Goal: Pull out every line with the word "that".

## begin Listed entries

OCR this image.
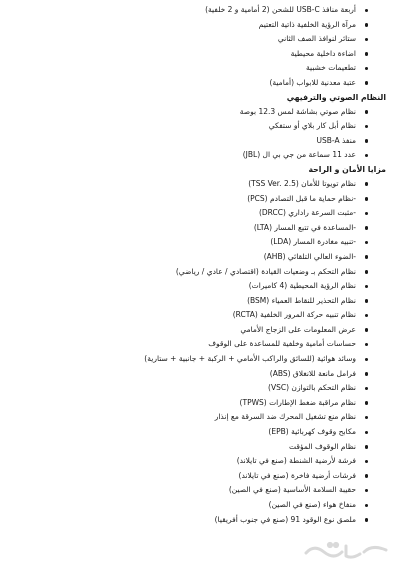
أربعة منافذ USB-C للشحن (2 أمامية و 2 خلفية)
مرآة الرؤية الخلفية ذاتية التعتيم
ستائر لنوافذ الصف الثاني
اضاءة داخلية محيطية
تطعيمات خشبية
عتبة معدنية للابواب (أمامية)
النظام الصوتي والترفيهي
نظام صوتي بشاشة لمس 12.3 بوصة
نظام أبل كار بلاي أو ستفكي
منفذ USB-A
عدد 11 سماعة من جي بي ال (JBL)
مزايا الأمان و الراحة
نظام تويوتا للأمان (TSS Ver. 2.5)
-نظام حماية ما قبل التصادم (PCS)
-مثبت السرعة راداري (DRCC)
-المساعدة في تتبع المسار (LTA)
-تنبيه مغادرة المسار (LDA)
-الضوء العالي التلقائي (AHB)
نظام التحكم بـ وضعيات القيادة (اقتصادي / عادي / رياضي)
نظام الرؤية المحيطية (4 كاميرات)
نظام التحذير للنقاط العمياء (BSM)
نظام تنبيه حركة المرور الخلفية (RCTA)
عرض المعلومات على الزجاج الأمامي
حساسات أمامية وخلفية للمساعدة على الوقوف
وسائد هوائية (للسائق والراكب الأمامي + الركبة + جانبية + ستارية)
فرامل مانعة للانغلاق (ABS)
نظام التحكم بالتوازن (VSC)
نظام مراقبة ضغط الإطارات (TPWS)
نظام منع تشغيل المحرك ضد السرقة مع إنذار
مكابح وقوف كهربائية (EPB)
نظام الوقوف المؤقت
فرشة لأرضية الشنطة (صنع في تايلاند)
فرشات أرضية فاخرة (صنع في تايلاند)
حقيبة السلامة الأساسية (صنع في الصين)
منفاخ هواء (صنع في الصين)
ملصق نوع الوقود 91 (صنع في جنوب أفريقيا)
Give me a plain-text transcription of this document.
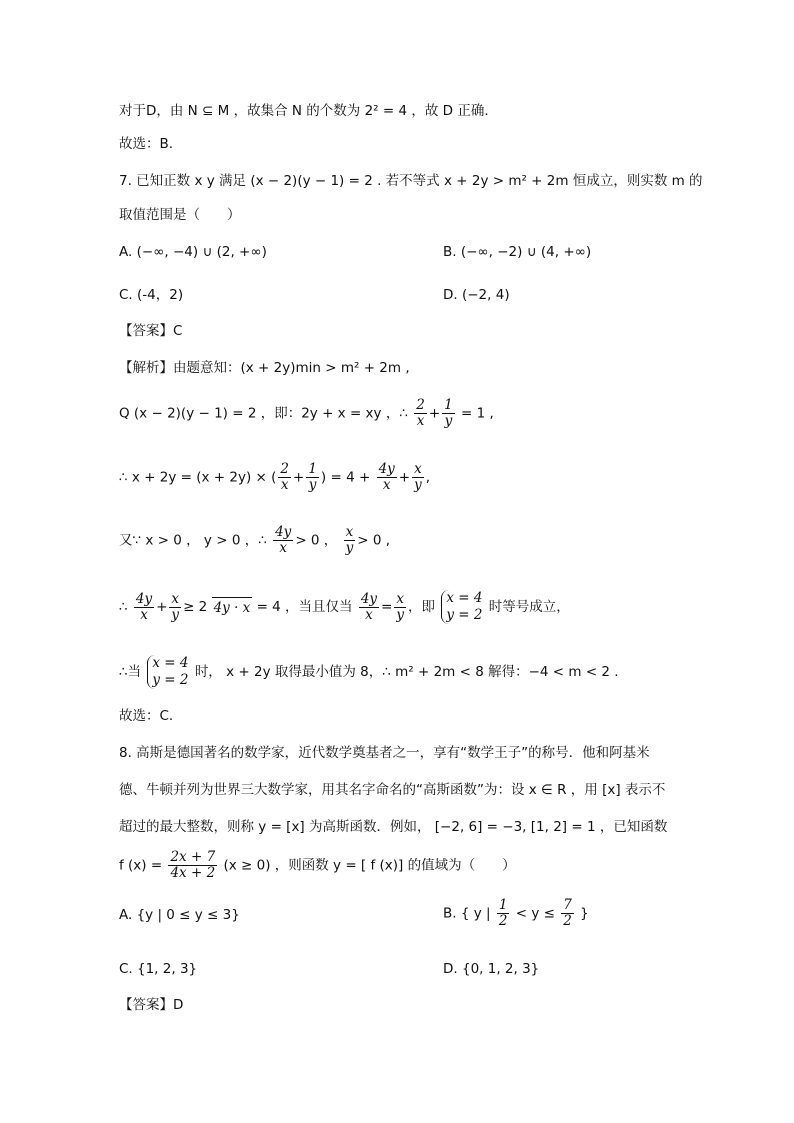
对于D，由 N ⊆ M ，故集合 N 的个数为 2² = 4 ，故 D 正确.
故选：B.
7. 已知正数 x y 满足 (x − 2)(y − 1) = 2 . 若不等式 x + 2y > m² + 2m 恒成立，则实数 m 的
取值范围是（　　）
A. (−∞, −4) ∪ (2, +∞)	B. (−∞, −2) ∪ (4, +∞)
C. (-4，2)	D. (−2, 4)
【答案】C
【解析】由题意知：(x + 2y)min > m² + 2m ,
Q (x − 2)(y − 1) = 2 ，即：2y + x = xy ，∴ $\frac{2}{x} + \frac{1}{y} = 1$ ,
∴ x + 2y = (x + 2y) × ( $\frac{2}{x} + \frac{1}{y}$ ) = $4 + \frac{4y}{x} + \frac{x}{y}$ ,
又∵ x > 0 ， y > 0 ，∴ $\frac{4y}{x} > 0$ ， $\frac{x}{y} > 0$ ,
∴ $\frac{4y}{x} + \frac{x}{y} \ge 2$ 4y · x = 4 ，当且仅当 $\frac{4y}{x} = \frac{x}{y}$ ，即
x = 4
y = 2 时等号成立，
∴当
x = 4
y = 2 时， x + 2y 取得最小值为 8，∴ m² + 2m < 8 解得：−4 < m < 2 .
故选：C.
8. 高斯是德国著名的数学家，近代数学奠基者之一，享有“数学王子”的称号．他和阿基米
德、牛顿并列为世界三大数学家，用其名字命名的“高斯函数”为：设 x ∈ R ，用 [x] 表示不
超过的最大整数，则称 y = [x] 为高斯函数．例如， [−2, 6] = −3, [1, 2] = 1 ，已知函数
f $(x) = \frac{2x + 7}{4x + 2} (x \ge 0)$ ，则函数 y = [ f (x)] 的值域为（　　）
A. {y | 0 ≤ y ≤ 3}	B. { y | $\frac{1}{2} < y \le \frac{7}{2}$ }
C. {1, 2, 3}	D. {0, 1, 2, 3}
【答案】D
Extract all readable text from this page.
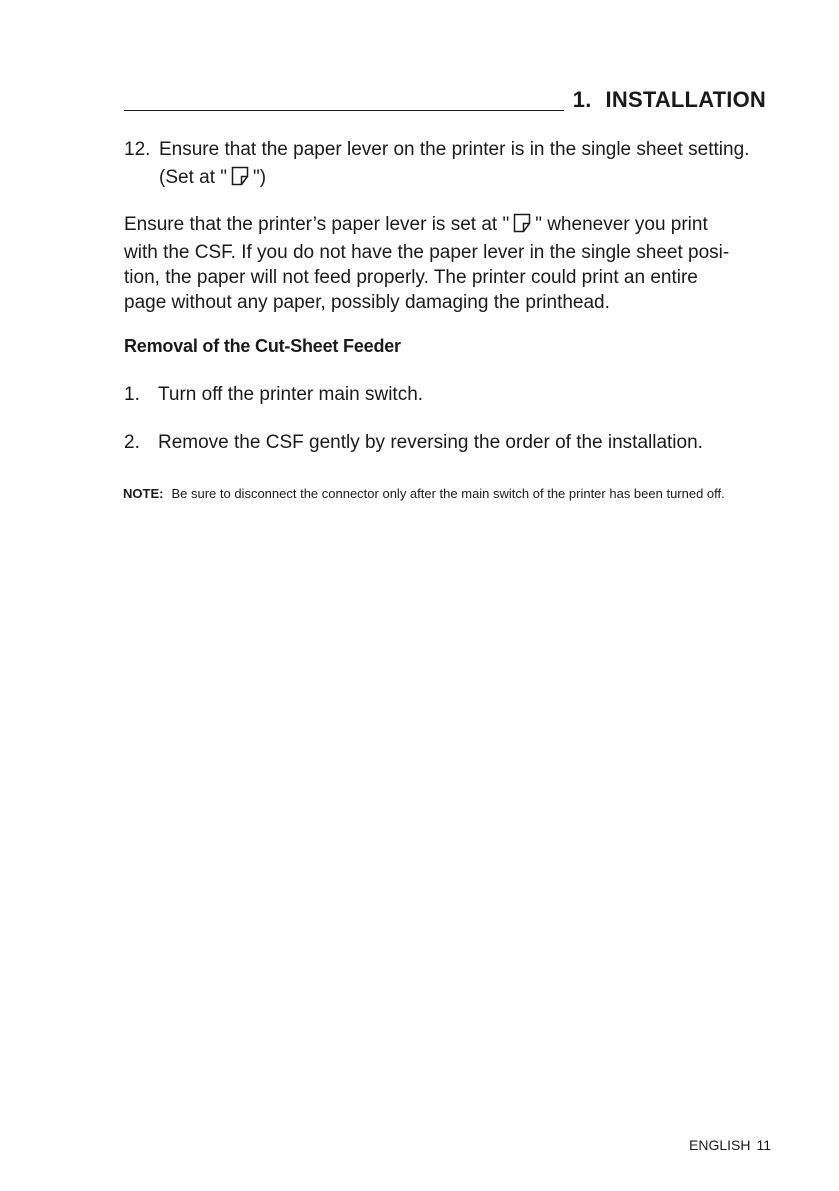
1. INSTALLATION
12. Ensure that the paper lever on the printer is in the single sheet setting.
(Set at " ")
Ensure that the printer’s paper lever is set at " " whenever you print with the CSF. If you do not have the paper lever in the single sheet posi-tion, the paper will not feed properly. The printer could print an entire page without any paper, possibly damaging the printhead.
Removal of the Cut-Sheet Feeder
1. Turn off the printer main switch.
2. Remove the CSF gently by reversing the order of the installation.
NOTE: Be sure to disconnect the connector only after the main switch of the printer has been turned off.
ENGLISH 11
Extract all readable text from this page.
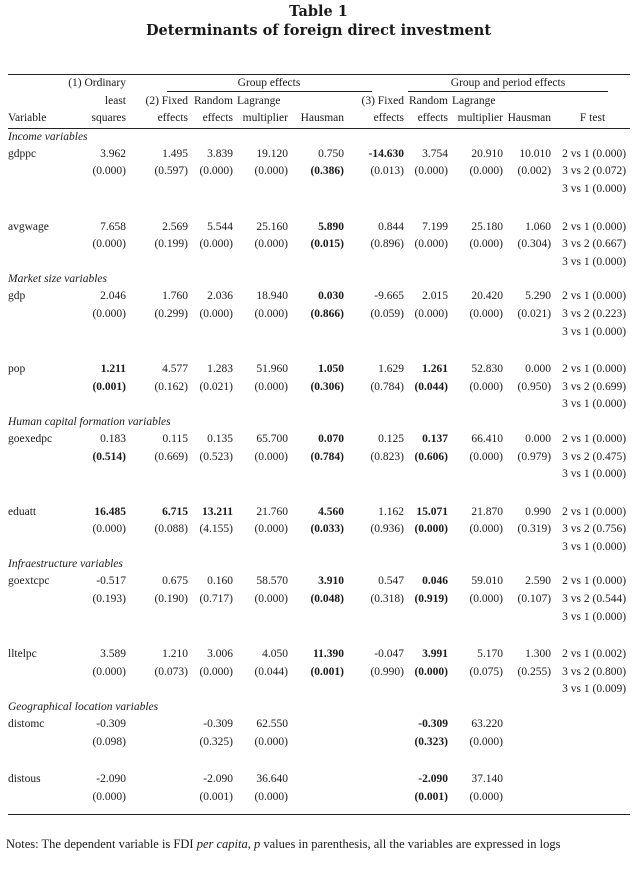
Table 1
Determinants of foreign direct investment
(1) Ordinary		Group effects					Group and period effects			
	least	(2) Fixed	Random	Lagrange		(3) Fixed	Random	Lagrange		
Variable	squares	effects	effects	multiplier	Hausman	effects	effects	multiplier	Hausman	F test
Income variables										
gdppc	3.962	1.495	3.839	19.120	0.750	-14.630	3.754	20.910	10.010	2 vs 1 (0.000)
	(0.000)	(0.597)	(0.000)	(0.000)	(0.386)	(0.013)	(0.000)	(0.000)	(0.002)	3 vs 2 (0.072)
										3 vs 1 (0.000)

avgwage	7.658	2.569	5.544	25.160	5.890	0.844	7.199	25.180	1.060	2 vs 1 (0.000)
	(0.000)	(0.199)	(0.000)	(0.000)	(0.015)	(0.896)	(0.000)	(0.000)	(0.304)	3 vs 2 (0.667)
										3 vs 1 (0.000)
Market size variables										
gdp	2.046	1.760	2.036	18.940	0.030	-9.665	2.015	20.420	5.290	2 vs 1 (0.000)
	(0.000)	(0.299)	(0.000)	(0.000)	(0.866)	(0.059)	(0.000)	(0.000)	(0.021)	3 vs 2 (0.223)
										3 vs 1 (0.000)

pop	1.211	4.577	1.283	51.960	1.050	1.629	1.261	52.830	0.000	2 vs 1 (0.000)
	(0.001)	(0.162)	(0.021)	(0.000)	(0.306)	(0.784)	(0.044)	(0.000)	(0.950)	3 vs 2 (0.699)
										3 vs 1 (0.000)
Human capital formation variables										
goexedpc	0.183	0.115	0.135	65.700	0.070	0.125	0.137	66.410	0.000	2 vs 1 (0.000)
	(0.514)	(0.669)	(0.523)	(0.000)	(0.784)	(0.823)	(0.606)	(0.000)	(0.979)	3 vs 2 (0.475)
										3 vs 1 (0.000)

eduatt	16.485	6.715	13.211	21.760	4.560	1.162	15.071	21.870	0.990	2 vs 1 (0.000)
	(0.000)	(0.088)	(4.155)	(0.000)	(0.033)	(0.936)	(0.000)	(0.000)	(0.319)	3 vs 2 (0.756)
										3 vs 1 (0.000)
Infraestructure variables										
goextcpc	-0.517	0.675	0.160	58.570	3.910	0.547	0.046	59.010	2.590	2 vs 1 (0.000)
	(0.193)	(0.190)	(0.717)	(0.000)	(0.048)	(0.318)	(0.919)	(0.000)	(0.107)	3 vs 2 (0.544)
										3 vs 1 (0.000)

lltelpc	3.589	1.210	3.006	4.050	11.390	-0.047	3.991	5.170	1.300	2 vs 1 (0.002)
	(0.000)	(0.073)	(0.000)	(0.044)	(0.001)	(0.990)	(0.000)	(0.075)	(0.255)	3 vs 2 (0.800)
										3 vs 1 (0.009)
Geographical location variables										
distomc	-0.309		-0.309	62.550			-0.309	63.220		
	(0.098)		(0.325)	(0.000)			(0.323)	(0.000)		

distous	-2.090		-2.090	36.640			-2.090	37.140		
	(0.000)		(0.001)	(0.000)			(0.001)	(0.000)		

Notes: The dependent variable is FDI per capita, p values in parenthesis, all the variables are expressed in logs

## end Listed entries

Response to the task:
12. Ensure that the paper lever on the printer is in the single sheet setting.
Ensure that the printer’s paper lever is set at " " whenever you print with the CSF. If you do not have the paper lever in the single sheet posi-tion, the paper will not feed properly. The printer could print an entire page without any paper, possibly damaging the printhead.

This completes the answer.